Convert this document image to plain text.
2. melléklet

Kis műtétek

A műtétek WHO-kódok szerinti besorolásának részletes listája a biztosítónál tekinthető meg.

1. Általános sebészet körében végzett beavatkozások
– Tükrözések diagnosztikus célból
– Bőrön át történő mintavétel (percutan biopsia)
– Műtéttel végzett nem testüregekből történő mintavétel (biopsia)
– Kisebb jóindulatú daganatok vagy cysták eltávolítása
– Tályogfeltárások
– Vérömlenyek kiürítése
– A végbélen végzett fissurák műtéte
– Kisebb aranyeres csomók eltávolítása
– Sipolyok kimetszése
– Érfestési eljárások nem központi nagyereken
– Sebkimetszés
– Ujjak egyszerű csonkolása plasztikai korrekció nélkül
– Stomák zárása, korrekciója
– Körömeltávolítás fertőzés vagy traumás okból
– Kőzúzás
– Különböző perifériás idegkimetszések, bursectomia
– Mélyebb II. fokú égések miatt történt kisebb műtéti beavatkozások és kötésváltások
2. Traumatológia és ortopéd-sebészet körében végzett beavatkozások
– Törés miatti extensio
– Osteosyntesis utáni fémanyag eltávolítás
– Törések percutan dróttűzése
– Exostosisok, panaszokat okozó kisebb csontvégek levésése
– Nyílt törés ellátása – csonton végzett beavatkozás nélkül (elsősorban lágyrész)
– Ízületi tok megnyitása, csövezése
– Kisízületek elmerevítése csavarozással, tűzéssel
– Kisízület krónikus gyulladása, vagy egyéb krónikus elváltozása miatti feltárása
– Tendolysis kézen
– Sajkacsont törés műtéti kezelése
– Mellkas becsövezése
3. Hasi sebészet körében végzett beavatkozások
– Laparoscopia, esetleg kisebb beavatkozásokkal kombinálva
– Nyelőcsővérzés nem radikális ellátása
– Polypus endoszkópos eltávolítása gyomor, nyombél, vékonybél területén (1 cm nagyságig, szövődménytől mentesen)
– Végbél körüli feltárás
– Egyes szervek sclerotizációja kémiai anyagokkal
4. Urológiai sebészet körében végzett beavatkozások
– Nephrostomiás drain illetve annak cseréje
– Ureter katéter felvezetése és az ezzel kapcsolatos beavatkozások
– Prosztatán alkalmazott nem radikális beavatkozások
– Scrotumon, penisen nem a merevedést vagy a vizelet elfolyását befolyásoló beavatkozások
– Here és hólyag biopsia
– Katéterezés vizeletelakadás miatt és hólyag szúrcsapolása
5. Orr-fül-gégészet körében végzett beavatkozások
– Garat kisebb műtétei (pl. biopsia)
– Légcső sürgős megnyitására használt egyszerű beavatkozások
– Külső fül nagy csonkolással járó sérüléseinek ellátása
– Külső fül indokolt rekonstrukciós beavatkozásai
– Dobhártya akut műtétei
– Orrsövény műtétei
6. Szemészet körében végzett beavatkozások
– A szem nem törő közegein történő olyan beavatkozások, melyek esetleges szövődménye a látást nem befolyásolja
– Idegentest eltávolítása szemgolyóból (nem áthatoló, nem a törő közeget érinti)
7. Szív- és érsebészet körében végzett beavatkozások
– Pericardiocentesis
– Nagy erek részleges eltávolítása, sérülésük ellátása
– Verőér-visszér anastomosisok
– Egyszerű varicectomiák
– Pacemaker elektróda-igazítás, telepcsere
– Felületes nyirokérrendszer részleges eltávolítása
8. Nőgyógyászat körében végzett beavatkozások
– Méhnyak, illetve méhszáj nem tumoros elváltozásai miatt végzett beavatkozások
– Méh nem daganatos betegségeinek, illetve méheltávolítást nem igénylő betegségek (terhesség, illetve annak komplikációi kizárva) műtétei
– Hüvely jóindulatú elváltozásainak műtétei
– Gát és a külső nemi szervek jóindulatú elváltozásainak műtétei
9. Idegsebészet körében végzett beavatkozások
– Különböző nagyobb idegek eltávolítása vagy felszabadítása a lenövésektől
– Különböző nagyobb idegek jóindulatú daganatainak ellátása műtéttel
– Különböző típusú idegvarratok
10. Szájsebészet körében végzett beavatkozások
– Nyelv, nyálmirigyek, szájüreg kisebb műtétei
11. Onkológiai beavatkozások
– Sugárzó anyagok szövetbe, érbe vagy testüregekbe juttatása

__________

Show the lines of the records above that mention "biopsia".

– Bőrön át történő mintavétel (percutan biopsia)
– Műtéttel végzett nem testüregekből történő mintavétel (biopsia)
– Here és hólyag biopsia
– Garat kisebb műtétei (pl. biopsia)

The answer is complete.